Direction: Search the listing below for the string "start" and copy every line where it occurs.

══ Material shown

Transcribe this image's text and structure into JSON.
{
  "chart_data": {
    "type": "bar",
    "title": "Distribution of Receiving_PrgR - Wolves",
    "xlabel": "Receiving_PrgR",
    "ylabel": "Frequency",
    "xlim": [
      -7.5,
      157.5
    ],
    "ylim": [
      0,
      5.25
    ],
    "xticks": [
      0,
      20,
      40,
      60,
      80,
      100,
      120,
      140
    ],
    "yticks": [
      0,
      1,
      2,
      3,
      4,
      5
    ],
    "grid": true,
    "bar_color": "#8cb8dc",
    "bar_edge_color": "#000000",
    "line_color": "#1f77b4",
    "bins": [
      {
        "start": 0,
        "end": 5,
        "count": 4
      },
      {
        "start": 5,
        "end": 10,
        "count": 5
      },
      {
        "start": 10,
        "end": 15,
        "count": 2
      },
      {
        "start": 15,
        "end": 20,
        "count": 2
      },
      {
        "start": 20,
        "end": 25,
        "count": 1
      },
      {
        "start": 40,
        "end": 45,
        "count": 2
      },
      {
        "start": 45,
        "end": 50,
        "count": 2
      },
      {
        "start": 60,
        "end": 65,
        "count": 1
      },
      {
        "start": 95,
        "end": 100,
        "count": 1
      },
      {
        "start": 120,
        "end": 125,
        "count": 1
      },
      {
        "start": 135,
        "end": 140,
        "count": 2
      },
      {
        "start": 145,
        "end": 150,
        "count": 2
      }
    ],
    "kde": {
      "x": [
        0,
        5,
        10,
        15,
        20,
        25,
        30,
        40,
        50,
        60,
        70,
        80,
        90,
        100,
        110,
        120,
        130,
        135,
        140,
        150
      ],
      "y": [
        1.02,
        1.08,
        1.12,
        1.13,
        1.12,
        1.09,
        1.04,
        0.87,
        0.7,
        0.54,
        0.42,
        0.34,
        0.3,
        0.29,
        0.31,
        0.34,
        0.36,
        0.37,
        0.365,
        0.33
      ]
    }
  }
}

════

Exercise result:
        "start": 0,
        "start": 5,
        "start": 10,
        "start": 15,
        "start": 20,
        "start": 40,
        "start": 45,
        "start": 60,
        "start": 95,
        "start": 120,
        "start": 135,
        "start": 145,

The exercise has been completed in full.